## DATA LINES

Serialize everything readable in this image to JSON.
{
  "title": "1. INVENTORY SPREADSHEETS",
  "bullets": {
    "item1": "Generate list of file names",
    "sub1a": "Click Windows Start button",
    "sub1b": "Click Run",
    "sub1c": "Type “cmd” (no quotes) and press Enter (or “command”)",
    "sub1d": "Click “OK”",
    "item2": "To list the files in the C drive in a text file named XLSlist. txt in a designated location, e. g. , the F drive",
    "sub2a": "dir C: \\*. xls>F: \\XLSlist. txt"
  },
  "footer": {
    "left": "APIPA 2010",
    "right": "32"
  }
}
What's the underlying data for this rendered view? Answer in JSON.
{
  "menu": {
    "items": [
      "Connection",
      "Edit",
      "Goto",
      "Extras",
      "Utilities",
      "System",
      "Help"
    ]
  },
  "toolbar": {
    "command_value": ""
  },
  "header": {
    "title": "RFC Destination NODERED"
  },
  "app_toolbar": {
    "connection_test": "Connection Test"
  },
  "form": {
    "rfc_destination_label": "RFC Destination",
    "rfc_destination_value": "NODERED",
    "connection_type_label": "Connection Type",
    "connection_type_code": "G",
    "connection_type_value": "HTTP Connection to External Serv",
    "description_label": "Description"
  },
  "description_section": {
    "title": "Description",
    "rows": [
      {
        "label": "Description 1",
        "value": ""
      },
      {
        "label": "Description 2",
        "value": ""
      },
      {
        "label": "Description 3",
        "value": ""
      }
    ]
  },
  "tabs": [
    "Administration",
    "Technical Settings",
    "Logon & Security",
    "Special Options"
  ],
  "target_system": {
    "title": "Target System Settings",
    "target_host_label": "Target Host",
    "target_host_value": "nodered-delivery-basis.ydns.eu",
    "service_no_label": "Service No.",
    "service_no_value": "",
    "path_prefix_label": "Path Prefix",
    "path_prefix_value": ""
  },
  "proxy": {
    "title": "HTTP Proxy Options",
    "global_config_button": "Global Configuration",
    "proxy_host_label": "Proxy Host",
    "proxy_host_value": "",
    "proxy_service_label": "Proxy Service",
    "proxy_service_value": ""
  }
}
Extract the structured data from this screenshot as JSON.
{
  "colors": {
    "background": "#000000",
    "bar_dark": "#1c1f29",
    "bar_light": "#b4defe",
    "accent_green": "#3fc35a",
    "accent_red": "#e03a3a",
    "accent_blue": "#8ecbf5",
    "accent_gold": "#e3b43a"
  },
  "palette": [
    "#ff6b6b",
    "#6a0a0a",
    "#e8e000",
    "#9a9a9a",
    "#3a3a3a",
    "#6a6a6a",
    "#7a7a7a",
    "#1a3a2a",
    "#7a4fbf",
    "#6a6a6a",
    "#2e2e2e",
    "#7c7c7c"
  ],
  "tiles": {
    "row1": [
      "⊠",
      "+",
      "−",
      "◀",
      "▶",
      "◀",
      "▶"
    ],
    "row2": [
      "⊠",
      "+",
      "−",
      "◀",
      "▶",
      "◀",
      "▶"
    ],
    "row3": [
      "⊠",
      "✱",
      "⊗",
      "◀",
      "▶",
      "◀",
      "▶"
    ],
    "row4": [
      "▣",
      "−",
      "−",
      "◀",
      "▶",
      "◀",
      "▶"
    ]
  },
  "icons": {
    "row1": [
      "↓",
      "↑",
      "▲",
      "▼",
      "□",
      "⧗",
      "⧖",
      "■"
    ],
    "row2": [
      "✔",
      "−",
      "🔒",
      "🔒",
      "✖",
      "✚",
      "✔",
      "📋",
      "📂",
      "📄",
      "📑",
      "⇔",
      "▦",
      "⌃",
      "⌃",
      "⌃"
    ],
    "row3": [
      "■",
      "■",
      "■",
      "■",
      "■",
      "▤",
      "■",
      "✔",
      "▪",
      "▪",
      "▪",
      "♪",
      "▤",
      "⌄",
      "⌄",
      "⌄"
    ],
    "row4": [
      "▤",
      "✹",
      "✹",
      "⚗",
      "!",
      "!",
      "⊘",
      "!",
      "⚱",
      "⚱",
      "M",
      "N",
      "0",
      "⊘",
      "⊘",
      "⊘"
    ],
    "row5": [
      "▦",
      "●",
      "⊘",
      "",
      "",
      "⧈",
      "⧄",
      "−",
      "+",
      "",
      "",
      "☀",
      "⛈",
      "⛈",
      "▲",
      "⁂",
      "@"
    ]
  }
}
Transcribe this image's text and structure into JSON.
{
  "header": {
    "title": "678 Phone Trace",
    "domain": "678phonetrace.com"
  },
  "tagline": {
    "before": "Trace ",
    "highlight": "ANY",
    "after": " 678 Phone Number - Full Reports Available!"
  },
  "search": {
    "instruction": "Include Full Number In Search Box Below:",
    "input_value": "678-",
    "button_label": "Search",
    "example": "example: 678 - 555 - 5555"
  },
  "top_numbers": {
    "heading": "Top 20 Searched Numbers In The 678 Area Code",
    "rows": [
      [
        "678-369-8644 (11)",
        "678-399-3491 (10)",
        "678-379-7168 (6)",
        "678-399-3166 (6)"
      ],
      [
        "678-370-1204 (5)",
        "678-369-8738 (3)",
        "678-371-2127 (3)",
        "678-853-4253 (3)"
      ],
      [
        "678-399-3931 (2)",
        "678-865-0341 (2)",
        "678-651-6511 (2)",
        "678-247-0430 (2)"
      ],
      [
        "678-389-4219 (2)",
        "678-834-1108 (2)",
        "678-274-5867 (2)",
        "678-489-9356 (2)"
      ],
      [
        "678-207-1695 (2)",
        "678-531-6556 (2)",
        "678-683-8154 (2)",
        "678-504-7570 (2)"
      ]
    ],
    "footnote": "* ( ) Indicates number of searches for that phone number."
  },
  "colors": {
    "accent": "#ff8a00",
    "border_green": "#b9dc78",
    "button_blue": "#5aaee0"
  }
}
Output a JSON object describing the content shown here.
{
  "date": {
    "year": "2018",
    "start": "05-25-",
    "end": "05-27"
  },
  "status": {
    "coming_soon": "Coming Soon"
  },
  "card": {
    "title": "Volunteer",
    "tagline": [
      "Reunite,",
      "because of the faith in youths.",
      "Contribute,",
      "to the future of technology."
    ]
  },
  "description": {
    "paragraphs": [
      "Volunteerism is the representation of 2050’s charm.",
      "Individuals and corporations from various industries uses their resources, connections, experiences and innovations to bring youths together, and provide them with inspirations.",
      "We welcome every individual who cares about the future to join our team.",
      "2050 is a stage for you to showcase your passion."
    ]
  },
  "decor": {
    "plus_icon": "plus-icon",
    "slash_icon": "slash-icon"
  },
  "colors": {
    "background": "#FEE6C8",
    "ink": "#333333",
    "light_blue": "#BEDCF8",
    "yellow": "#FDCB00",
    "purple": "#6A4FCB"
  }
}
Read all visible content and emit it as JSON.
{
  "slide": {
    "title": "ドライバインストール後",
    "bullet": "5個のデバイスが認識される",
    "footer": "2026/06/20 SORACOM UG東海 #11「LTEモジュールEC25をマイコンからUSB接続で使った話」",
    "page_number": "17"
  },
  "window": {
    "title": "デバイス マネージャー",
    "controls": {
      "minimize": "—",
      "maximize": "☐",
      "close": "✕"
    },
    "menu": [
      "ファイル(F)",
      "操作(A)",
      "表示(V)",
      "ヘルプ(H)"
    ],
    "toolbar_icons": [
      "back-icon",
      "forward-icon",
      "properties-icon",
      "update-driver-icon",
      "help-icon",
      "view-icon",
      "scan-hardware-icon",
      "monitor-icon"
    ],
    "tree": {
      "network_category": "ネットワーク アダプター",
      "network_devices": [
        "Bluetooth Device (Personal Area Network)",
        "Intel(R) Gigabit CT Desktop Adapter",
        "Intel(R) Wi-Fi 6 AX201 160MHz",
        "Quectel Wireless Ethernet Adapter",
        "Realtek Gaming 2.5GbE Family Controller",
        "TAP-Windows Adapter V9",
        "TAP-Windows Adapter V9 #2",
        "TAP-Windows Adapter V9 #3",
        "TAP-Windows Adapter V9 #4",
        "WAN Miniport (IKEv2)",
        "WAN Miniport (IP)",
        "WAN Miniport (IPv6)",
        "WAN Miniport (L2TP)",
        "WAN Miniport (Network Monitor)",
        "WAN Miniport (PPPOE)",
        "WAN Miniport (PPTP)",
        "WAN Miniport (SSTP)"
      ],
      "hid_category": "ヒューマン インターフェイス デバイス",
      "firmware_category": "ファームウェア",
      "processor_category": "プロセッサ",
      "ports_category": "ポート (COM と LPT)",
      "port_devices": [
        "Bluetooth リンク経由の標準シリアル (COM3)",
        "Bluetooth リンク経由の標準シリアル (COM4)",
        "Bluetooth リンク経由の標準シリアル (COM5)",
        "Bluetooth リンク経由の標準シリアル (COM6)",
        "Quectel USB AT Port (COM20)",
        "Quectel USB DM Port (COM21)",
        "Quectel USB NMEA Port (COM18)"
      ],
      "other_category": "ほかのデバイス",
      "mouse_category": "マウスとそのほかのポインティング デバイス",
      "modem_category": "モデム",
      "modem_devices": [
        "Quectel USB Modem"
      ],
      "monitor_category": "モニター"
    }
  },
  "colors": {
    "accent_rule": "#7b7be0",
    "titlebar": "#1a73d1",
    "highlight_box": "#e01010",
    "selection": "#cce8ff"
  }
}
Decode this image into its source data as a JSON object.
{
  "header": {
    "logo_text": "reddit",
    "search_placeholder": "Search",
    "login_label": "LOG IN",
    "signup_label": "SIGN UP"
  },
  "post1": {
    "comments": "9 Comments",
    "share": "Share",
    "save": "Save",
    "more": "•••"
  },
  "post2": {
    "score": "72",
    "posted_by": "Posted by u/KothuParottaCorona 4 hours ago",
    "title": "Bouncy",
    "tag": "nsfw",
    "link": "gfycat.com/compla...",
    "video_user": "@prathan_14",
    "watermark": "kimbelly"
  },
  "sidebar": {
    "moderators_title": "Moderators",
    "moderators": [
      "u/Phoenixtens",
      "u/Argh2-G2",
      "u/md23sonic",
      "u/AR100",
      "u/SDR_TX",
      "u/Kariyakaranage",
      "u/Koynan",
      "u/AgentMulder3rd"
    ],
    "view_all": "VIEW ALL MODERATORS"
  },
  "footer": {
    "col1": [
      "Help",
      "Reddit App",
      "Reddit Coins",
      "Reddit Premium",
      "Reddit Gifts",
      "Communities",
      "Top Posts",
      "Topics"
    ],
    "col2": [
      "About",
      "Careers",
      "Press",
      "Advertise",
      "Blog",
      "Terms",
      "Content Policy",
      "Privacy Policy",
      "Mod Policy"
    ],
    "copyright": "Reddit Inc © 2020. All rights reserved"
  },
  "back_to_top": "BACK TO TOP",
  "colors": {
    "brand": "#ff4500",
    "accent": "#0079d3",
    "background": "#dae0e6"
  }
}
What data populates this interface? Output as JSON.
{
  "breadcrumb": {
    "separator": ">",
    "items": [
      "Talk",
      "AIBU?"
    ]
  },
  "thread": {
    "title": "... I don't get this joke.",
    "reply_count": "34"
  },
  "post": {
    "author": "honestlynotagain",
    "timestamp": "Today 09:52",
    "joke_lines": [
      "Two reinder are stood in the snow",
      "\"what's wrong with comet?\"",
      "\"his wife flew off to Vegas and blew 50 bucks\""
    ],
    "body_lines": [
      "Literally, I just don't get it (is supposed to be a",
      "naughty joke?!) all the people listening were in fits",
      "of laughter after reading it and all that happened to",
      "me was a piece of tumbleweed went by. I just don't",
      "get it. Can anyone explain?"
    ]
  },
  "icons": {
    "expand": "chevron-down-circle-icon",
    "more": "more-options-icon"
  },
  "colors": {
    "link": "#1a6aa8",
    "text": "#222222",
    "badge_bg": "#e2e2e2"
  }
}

## BRIEF
Every line holding "Full" should be copied out.

## REPLY TO THE EXERCISE
    "after": " 678 Phone Number - Full Reports Available!"
    "instruction": "Include Full Number In Search Box Below:",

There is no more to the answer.